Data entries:
--*--
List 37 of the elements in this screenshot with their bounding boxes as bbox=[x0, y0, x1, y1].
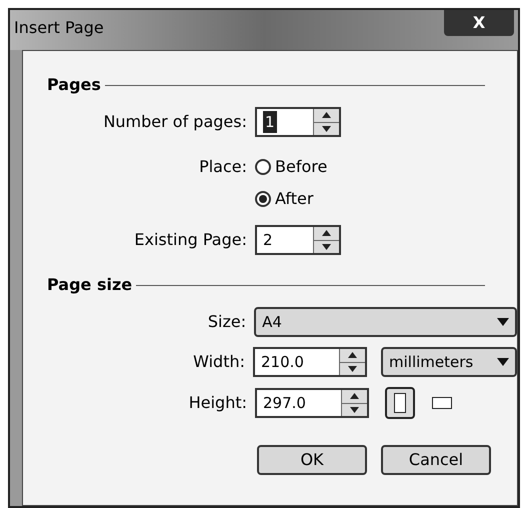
spin-down-icon[interactable] bbox=[340, 362, 365, 375]
spin-down-icon[interactable] bbox=[342, 404, 367, 416]
field-label: Number of pages: bbox=[103, 111, 247, 133]
close-button[interactable]: X bbox=[444, 10, 514, 36]
field-label: Size: bbox=[208, 311, 246, 333]
radio-icon[interactable] bbox=[255, 191, 271, 207]
section-heading: Page size bbox=[47, 274, 132, 296]
caret-icon bbox=[497, 318, 509, 326]
field-label: Existing Page: bbox=[134, 229, 247, 251]
window-title: Insert Page bbox=[14, 17, 104, 39]
field-value: 2 bbox=[263, 230, 273, 251]
dialog-button[interactable]: OK bbox=[257, 445, 367, 475]
spin-field[interactable]: 210.0 bbox=[253, 347, 367, 377]
spin-field[interactable]: 297.0 bbox=[255, 388, 369, 418]
spin-down-icon[interactable] bbox=[314, 122, 339, 135]
spin-field[interactable]: 2 bbox=[255, 225, 341, 255]
spin-up-icon[interactable] bbox=[314, 227, 339, 240]
field-label: Width: bbox=[193, 351, 245, 373]
spin-field[interactable]: 1 bbox=[255, 107, 341, 137]
field-label: Place: bbox=[199, 156, 247, 178]
field-value: 297.0 bbox=[263, 392, 306, 414]
spin-up-icon[interactable] bbox=[342, 390, 367, 404]
dropdown[interactable]: millimeters bbox=[381, 347, 517, 377]
caret-icon bbox=[497, 358, 509, 366]
spin-up-icon[interactable] bbox=[314, 109, 339, 122]
dialog-button[interactable]: Cancel bbox=[381, 445, 491, 475]
radio-option[interactable]: After bbox=[255, 187, 328, 211]
section-heading: Pages bbox=[47, 74, 101, 96]
spin-down-icon[interactable] bbox=[314, 240, 339, 253]
dropdown[interactable]: A4 bbox=[254, 307, 517, 337]
spin-up-icon[interactable] bbox=[340, 349, 365, 362]
radio-icon[interactable] bbox=[255, 159, 271, 175]
field-value: 1 bbox=[263, 110, 277, 134]
field-label: Height: bbox=[188, 392, 247, 414]
radio-option[interactable]: Before bbox=[255, 155, 328, 179]
field-value: 210.0 bbox=[261, 352, 304, 373]
portrait-icon[interactable] bbox=[385, 387, 415, 419]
--*--
_STATED GOAL:_ Rewrite the data entries with every "spin-down-icon" swapped for "decrement-icon", keeping everything else the same. Omit the pictures from your answer.

_COMPLETED EXERCISE:_
List 37 of the elements in this screenshot with their bounding boxes as bbox=[x0, y0, x1, y1].
decrement-icon[interactable] bbox=[340, 362, 365, 375]
decrement-icon[interactable] bbox=[342, 404, 367, 416]
field-label: Number of pages: bbox=[103, 111, 247, 133]
close-button[interactable]: X bbox=[444, 10, 514, 36]
field-label: Size: bbox=[208, 311, 246, 333]
radio-icon[interactable] bbox=[255, 191, 271, 207]
section-heading: Page size bbox=[47, 274, 132, 296]
caret-icon bbox=[497, 318, 509, 326]
field-label: Existing Page: bbox=[134, 229, 247, 251]
window-title: Insert Page bbox=[14, 17, 104, 39]
field-value: 2 bbox=[263, 230, 273, 251]
dialog-button[interactable]: OK bbox=[257, 445, 367, 475]
spin-field[interactable]: 210.0 bbox=[253, 347, 367, 377]
spin-field[interactable]: 297.0 bbox=[255, 388, 369, 418]
decrement-icon[interactable] bbox=[314, 122, 339, 135]
spin-field[interactable]: 2 bbox=[255, 225, 341, 255]
spin-up-icon[interactable] bbox=[314, 227, 339, 240]
field-label: Width: bbox=[193, 351, 245, 373]
spin-field[interactable]: 1 bbox=[255, 107, 341, 137]
field-label: Place: bbox=[199, 156, 247, 178]
field-value: 297.0 bbox=[263, 392, 306, 414]
spin-up-icon[interactable] bbox=[342, 390, 367, 404]
dropdown[interactable]: millimeters bbox=[381, 347, 517, 377]
caret-icon bbox=[497, 358, 509, 366]
spin-up-icon[interactable] bbox=[314, 109, 339, 122]
dialog-button[interactable]: Cancel bbox=[381, 445, 491, 475]
radio-option[interactable]: After bbox=[255, 187, 328, 211]
section-heading: Pages bbox=[47, 74, 101, 96]
decrement-icon[interactable] bbox=[314, 240, 339, 253]
dropdown[interactable]: A4 bbox=[254, 307, 517, 337]
spin-up-icon[interactable] bbox=[340, 349, 365, 362]
radio-icon[interactable] bbox=[255, 159, 271, 175]
field-value: 1 bbox=[263, 110, 277, 134]
field-label: Height: bbox=[188, 392, 247, 414]
radio-option[interactable]: Before bbox=[255, 155, 328, 179]
field-value: 210.0 bbox=[261, 352, 304, 373]
portrait-icon[interactable] bbox=[385, 387, 415, 419]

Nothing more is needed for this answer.